* BEGIN Records supplied *
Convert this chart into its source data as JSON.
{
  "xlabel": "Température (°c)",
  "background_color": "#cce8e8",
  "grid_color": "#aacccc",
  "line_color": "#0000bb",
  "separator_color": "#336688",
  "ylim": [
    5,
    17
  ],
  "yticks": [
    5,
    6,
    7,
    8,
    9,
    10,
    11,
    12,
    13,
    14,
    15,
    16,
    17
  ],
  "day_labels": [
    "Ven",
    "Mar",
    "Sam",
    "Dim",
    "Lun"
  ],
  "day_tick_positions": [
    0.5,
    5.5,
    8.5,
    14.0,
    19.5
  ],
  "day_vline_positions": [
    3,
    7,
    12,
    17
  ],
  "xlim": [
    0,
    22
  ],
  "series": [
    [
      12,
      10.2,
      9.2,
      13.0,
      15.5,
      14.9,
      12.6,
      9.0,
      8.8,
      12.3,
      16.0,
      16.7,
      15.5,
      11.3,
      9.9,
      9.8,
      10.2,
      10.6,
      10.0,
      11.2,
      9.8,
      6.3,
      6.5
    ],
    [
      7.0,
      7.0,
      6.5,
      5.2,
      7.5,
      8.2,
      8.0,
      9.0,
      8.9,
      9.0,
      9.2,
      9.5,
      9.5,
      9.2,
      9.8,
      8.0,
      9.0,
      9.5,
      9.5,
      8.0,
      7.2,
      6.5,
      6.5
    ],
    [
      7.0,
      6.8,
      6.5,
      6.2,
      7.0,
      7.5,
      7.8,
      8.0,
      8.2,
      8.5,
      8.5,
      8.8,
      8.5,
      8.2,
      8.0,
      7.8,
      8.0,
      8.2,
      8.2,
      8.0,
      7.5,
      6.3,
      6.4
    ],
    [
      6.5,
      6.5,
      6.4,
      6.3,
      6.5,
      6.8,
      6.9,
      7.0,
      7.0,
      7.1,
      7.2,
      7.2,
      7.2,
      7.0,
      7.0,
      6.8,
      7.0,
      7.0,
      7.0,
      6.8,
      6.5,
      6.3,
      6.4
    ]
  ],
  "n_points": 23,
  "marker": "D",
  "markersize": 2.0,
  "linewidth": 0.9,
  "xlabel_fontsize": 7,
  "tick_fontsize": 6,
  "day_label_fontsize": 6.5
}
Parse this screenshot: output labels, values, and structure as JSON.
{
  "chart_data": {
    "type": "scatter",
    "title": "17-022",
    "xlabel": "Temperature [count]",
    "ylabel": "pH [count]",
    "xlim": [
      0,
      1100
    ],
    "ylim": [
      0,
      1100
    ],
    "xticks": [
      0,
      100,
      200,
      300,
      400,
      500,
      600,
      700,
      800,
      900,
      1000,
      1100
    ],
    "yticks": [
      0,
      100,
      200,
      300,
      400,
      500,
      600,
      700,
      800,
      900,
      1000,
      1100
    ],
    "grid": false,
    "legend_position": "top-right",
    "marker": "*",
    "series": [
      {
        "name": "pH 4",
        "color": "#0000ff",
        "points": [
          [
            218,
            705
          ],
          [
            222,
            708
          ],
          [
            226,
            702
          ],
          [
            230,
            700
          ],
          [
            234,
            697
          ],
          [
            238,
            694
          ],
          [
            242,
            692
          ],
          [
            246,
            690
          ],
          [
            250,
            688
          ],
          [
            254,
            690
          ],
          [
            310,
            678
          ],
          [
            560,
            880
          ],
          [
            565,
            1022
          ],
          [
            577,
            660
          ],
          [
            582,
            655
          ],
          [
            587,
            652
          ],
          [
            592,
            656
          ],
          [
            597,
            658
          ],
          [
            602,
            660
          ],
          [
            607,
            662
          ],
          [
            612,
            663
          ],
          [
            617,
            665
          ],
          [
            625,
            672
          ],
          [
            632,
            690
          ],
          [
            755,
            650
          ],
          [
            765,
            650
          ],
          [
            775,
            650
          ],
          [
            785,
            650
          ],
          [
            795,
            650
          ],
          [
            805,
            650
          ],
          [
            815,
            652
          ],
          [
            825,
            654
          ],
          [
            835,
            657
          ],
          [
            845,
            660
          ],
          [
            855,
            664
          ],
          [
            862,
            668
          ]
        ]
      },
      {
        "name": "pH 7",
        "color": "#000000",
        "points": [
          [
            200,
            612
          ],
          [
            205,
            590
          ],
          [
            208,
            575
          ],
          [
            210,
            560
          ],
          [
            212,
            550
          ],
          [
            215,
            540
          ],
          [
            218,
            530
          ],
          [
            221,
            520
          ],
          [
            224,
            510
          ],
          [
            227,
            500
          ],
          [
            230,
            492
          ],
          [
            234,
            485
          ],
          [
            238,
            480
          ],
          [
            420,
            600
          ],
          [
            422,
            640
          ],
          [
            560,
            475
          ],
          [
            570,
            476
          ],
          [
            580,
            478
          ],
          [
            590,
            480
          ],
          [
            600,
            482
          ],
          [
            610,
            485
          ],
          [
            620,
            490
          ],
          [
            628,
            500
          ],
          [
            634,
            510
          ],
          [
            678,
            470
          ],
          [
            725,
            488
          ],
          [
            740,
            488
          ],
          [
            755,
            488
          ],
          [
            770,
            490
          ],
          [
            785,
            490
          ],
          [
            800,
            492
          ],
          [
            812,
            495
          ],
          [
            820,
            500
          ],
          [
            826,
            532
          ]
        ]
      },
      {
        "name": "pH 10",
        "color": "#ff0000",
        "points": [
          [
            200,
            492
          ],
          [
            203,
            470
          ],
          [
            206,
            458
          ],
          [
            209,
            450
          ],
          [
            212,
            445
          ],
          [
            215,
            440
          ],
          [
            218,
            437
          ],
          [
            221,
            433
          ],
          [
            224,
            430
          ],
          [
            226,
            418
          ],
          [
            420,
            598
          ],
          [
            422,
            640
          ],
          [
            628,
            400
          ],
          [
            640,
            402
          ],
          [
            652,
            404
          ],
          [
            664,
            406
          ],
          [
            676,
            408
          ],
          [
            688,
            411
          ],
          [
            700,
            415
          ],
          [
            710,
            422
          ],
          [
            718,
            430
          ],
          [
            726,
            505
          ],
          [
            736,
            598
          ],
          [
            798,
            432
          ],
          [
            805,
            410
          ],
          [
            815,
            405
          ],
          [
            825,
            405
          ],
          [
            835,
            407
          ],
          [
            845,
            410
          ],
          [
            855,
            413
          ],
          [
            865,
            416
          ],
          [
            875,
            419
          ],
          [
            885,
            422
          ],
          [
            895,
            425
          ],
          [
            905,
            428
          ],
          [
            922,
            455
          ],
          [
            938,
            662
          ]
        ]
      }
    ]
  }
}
* END Records supplied *
* [Aim of the task]
From the listing above, pick out every line containing "JSON".

* [Reply to the task]
Convert this chart into its source data as JSON.
Parse this screenshot: output labels, values, and structure as JSON.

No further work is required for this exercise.